* [Assigned task]: Among the lines of the material, copy those that hold the string "tumor".

* [Excerpted data]:
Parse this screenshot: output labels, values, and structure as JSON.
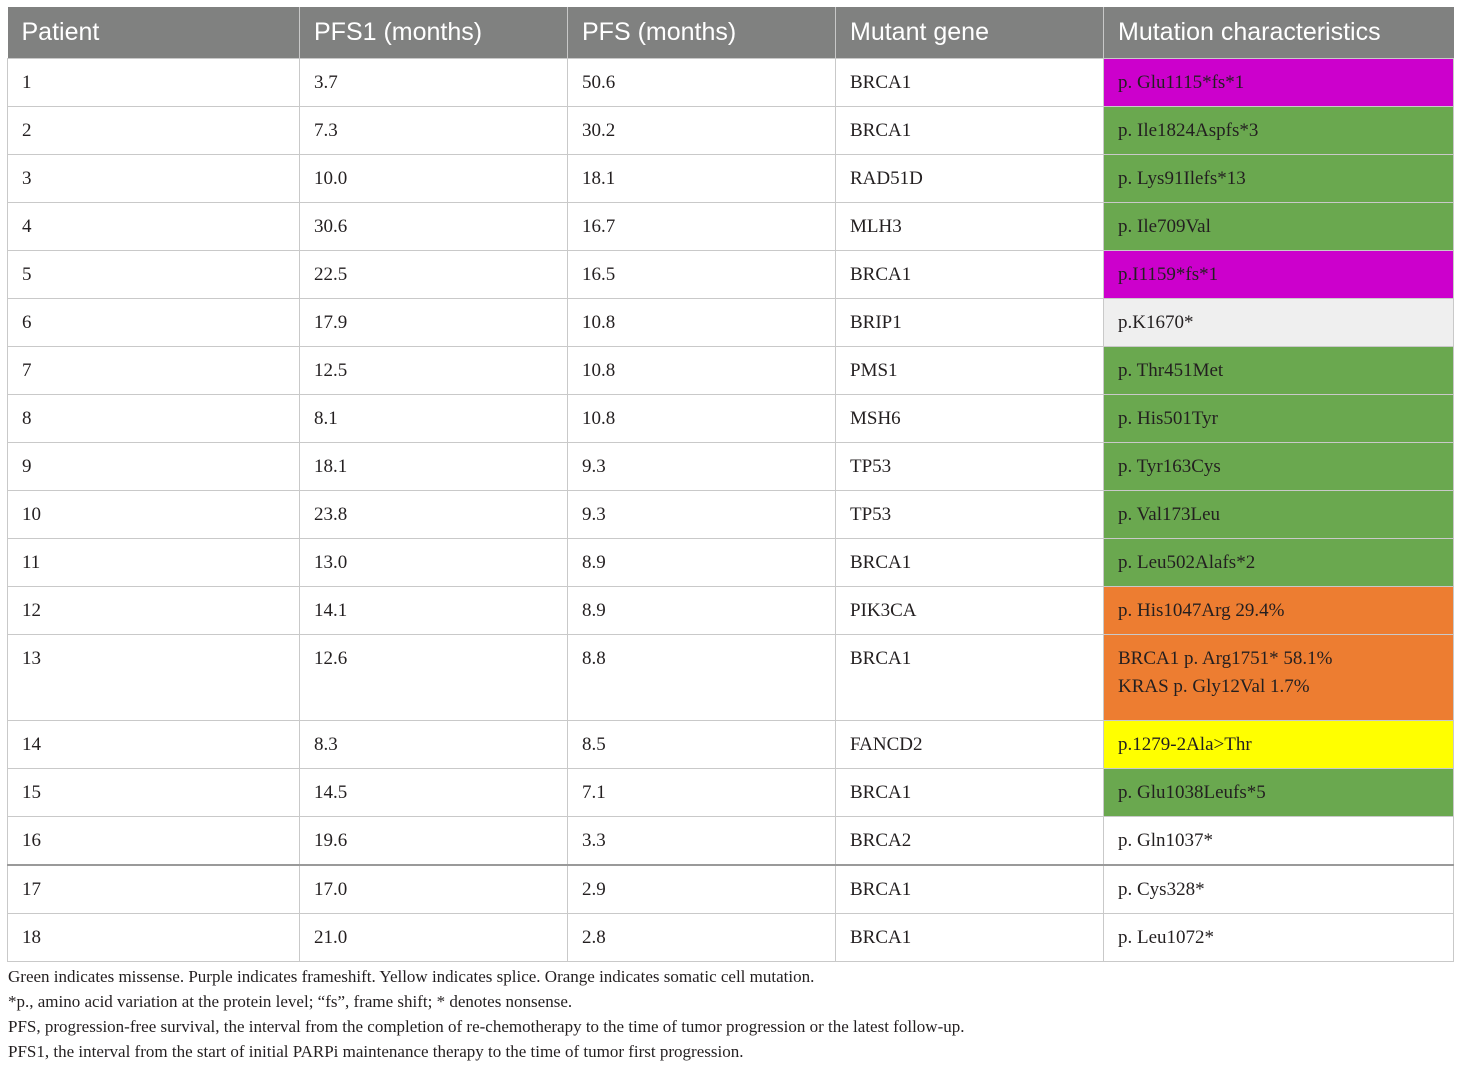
{
  "table": {
    "headers": [
      "Patient",
      "PFS1 (months)",
      "PFS (months)",
      "Mutant gene",
      "Mutation characteristics"
    ],
    "rows": [
      {
        "patient": "1",
        "pfs1": "3.7",
        "pfs": "50.6",
        "gene": "BRCA1",
        "mutation": [
          "p. Glu1115*fs*1"
        ],
        "color": "#cc00cc"
      },
      {
        "patient": "2",
        "pfs1": "7.3",
        "pfs": "30.2",
        "gene": "BRCA1",
        "mutation": [
          "p. Ile1824Aspfs*3"
        ],
        "color": "#6aa84f"
      },
      {
        "patient": "3",
        "pfs1": "10.0",
        "pfs": "18.1",
        "gene": "RAD51D",
        "mutation": [
          "p. Lys91Ilefs*13"
        ],
        "color": "#6aa84f"
      },
      {
        "patient": "4",
        "pfs1": "30.6",
        "pfs": "16.7",
        "gene": "MLH3",
        "mutation": [
          "p. Ile709Val"
        ],
        "color": "#6aa84f"
      },
      {
        "patient": "5",
        "pfs1": "22.5",
        "pfs": "16.5",
        "gene": "BRCA1",
        "mutation": [
          "p.I1159*fs*1"
        ],
        "color": "#cc00cc"
      },
      {
        "patient": "6",
        "pfs1": "17.9",
        "pfs": "10.8",
        "gene": "BRIP1",
        "mutation": [
          "p.K1670*"
        ],
        "color": "#efefef"
      },
      {
        "patient": "7",
        "pfs1": "12.5",
        "pfs": "10.8",
        "gene": "PMS1",
        "mutation": [
          "p. Thr451Met"
        ],
        "color": "#6aa84f"
      },
      {
        "patient": "8",
        "pfs1": "8.1",
        "pfs": "10.8",
        "gene": "MSH6",
        "mutation": [
          "p. His501Tyr"
        ],
        "color": "#6aa84f"
      },
      {
        "patient": "9",
        "pfs1": "18.1",
        "pfs": "9.3",
        "gene": "TP53",
        "mutation": [
          "p. Tyr163Cys"
        ],
        "color": "#6aa84f"
      },
      {
        "patient": "10",
        "pfs1": "23.8",
        "pfs": "9.3",
        "gene": "TP53",
        "mutation": [
          "p. Val173Leu"
        ],
        "color": "#6aa84f"
      },
      {
        "patient": "11",
        "pfs1": "13.0",
        "pfs": "8.9",
        "gene": "BRCA1",
        "mutation": [
          "p. Leu502Alafs*2"
        ],
        "color": "#6aa84f"
      },
      {
        "patient": "12",
        "pfs1": "14.1",
        "pfs": "8.9",
        "gene": "PIK3CA",
        "mutation": [
          "p. His1047Arg 29.4%"
        ],
        "color": "#ed7d31"
      },
      {
        "patient": "13",
        "pfs1": "12.6",
        "pfs": "8.8",
        "gene": "BRCA1",
        "mutation": [
          "BRCA1 p. Arg1751* 58.1%",
          "KRAS p. Gly12Val 1.7%"
        ],
        "color": "#ed7d31"
      },
      {
        "patient": "14",
        "pfs1": "8.3",
        "pfs": "8.5",
        "gene": "FANCD2",
        "mutation": [
          "p.1279-2Ala>Thr"
        ],
        "color": "#ffff00"
      },
      {
        "patient": "15",
        "pfs1": "14.5",
        "pfs": "7.1",
        "gene": "BRCA1",
        "mutation": [
          "p. Glu1038Leufs*5"
        ],
        "color": "#6aa84f"
      },
      {
        "patient": "16",
        "pfs1": "19.6",
        "pfs": "3.3",
        "gene": "BRCA2",
        "mutation": [
          "p. Gln1037*"
        ],
        "color": "#ffffff"
      },
      {
        "patient": "17",
        "pfs1": "17.0",
        "pfs": "2.9",
        "gene": "BRCA1",
        "mutation": [
          "p. Cys328*"
        ],
        "color": "#ffffff"
      },
      {
        "patient": "18",
        "pfs1": "21.0",
        "pfs": "2.8",
        "gene": "BRCA1",
        "mutation": [
          "p. Leu1072*"
        ],
        "color": "#ffffff"
      }
    ]
  },
  "footnotes": [
    "Green indicates missense. Purple indicates frameshift. Yellow indicates splice. Orange indicates somatic cell mutation.",
    "*p., amino acid variation at the protein level; “fs”, frame shift; * denotes nonsense.",
    "PFS, progression-free survival, the interval from the completion of re-chemotherapy to the time of tumor progression or the latest follow-up.",
    "PFS1, the interval from the start of initial PARPi maintenance therapy to the time of tumor first progression."
  ]
}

* [Finished exercise]:
    "PFS, progression-free survival, the interval from the completion of re-chemotherapy to the time of tumor progression or the latest follow-up.",
    "PFS1, the interval from the start of initial PARPi maintenance therapy to the time of tumor first progression."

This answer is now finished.